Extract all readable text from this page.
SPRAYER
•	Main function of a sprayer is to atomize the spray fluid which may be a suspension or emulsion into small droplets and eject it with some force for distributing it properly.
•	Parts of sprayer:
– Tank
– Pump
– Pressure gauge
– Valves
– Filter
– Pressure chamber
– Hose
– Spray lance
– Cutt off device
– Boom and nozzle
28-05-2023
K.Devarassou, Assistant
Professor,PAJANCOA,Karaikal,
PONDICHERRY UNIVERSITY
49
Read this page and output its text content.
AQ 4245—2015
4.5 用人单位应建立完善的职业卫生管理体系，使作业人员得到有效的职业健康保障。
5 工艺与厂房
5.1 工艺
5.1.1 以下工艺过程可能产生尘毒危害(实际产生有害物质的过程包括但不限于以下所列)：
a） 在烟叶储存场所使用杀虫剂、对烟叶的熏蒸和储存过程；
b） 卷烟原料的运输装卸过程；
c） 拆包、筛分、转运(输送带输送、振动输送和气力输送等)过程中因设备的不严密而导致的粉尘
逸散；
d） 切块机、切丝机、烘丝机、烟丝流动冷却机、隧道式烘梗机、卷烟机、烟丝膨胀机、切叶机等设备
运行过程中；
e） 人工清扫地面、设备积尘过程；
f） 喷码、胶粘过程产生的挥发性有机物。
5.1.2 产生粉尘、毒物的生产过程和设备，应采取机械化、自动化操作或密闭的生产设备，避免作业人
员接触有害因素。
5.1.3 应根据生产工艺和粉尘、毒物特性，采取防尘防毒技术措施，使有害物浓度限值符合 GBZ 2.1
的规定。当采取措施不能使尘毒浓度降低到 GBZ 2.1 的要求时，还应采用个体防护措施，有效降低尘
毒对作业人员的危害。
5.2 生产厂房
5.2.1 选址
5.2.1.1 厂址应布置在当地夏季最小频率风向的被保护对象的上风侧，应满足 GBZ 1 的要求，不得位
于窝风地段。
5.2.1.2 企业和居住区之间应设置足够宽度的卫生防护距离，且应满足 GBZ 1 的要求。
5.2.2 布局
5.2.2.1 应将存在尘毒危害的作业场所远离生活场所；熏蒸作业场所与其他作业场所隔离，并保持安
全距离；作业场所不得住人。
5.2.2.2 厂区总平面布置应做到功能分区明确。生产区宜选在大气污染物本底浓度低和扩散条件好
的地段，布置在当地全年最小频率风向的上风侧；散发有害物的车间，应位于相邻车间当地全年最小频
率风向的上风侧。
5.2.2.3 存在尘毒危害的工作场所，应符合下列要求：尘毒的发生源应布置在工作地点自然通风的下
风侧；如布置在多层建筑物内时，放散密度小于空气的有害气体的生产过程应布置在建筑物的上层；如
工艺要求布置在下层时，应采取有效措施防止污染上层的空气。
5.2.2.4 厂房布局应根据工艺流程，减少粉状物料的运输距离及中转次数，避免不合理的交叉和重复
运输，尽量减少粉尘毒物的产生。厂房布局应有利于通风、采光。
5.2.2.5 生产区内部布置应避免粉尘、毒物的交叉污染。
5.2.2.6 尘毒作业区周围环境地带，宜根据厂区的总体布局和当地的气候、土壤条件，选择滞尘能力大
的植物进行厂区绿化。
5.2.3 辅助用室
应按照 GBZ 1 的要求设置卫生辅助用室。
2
━━━━━━━━━━
▶ [What you need to do]: Locate "Read this page and output its text content." in the material, then quote the line that contains it and all lines after it through the final one.

▶ [Answer to the problem]:
Read this page and output its text content.
AQ 4245—2015
4.5 用人单位应建立完善的职业卫生管理体系，使作业人员得到有效的职业健康保障。
5 工艺与厂房
5.1 工艺
5.1.1 以下工艺过程可能产生尘毒危害(实际产生有害物质的过程包括但不限于以下所列)：
a） 在烟叶储存场所使用杀虫剂、对烟叶的熏蒸和储存过程；
b） 卷烟原料的运输装卸过程；
c） 拆包、筛分、转运(输送带输送、振动输送和气力输送等)过程中因设备的不严密而导致的粉尘
逸散；
d） 切块机、切丝机、烘丝机、烟丝流动冷却机、隧道式烘梗机、卷烟机、烟丝膨胀机、切叶机等设备
运行过程中；
e） 人工清扫地面、设备积尘过程；
f） 喷码、胶粘过程产生的挥发性有机物。
5.1.2 产生粉尘、毒物的生产过程和设备，应采取机械化、自动化操作或密闭的生产设备，避免作业人
员接触有害因素。
5.1.3 应根据生产工艺和粉尘、毒物特性，采取防尘防毒技术措施，使有害物浓度限值符合 GBZ 2.1
的规定。当采取措施不能使尘毒浓度降低到 GBZ 2.1 的要求时，还应采用个体防护措施，有效降低尘
毒对作业人员的危害。
5.2 生产厂房
5.2.1 选址
5.2.1.1 厂址应布置在当地夏季最小频率风向的被保护对象的上风侧，应满足 GBZ 1 的要求，不得位
于窝风地段。
5.2.1.2 企业和居住区之间应设置足够宽度的卫生防护距离，且应满足 GBZ 1 的要求。
5.2.2 布局
5.2.2.1 应将存在尘毒危害的作业场所远离生活场所；熏蒸作业场所与其他作业场所隔离，并保持安
全距离；作业场所不得住人。
5.2.2.2 厂区总平面布置应做到功能分区明确。生产区宜选在大气污染物本底浓度低和扩散条件好
的地段，布置在当地全年最小频率风向的上风侧；散发有害物的车间，应位于相邻车间当地全年最小频
率风向的上风侧。
5.2.2.3 存在尘毒危害的工作场所，应符合下列要求：尘毒的发生源应布置在工作地点自然通风的下
风侧；如布置在多层建筑物内时，放散密度小于空气的有害气体的生产过程应布置在建筑物的上层；如
工艺要求布置在下层时，应采取有效措施防止污染上层的空气。
5.2.2.4 厂房布局应根据工艺流程，减少粉状物料的运输距离及中转次数，避免不合理的交叉和重复
运输，尽量减少粉尘毒物的产生。厂房布局应有利于通风、采光。
5.2.2.5 生产区内部布置应避免粉尘、毒物的交叉污染。
5.2.2.6 尘毒作业区周围环境地带，宜根据厂区的总体布局和当地的气候、土壤条件，选择滞尘能力大
的植物进行厂区绿化。
5.2.3 辅助用室
应按照 GBZ 1 的要求设置卫生辅助用室。
2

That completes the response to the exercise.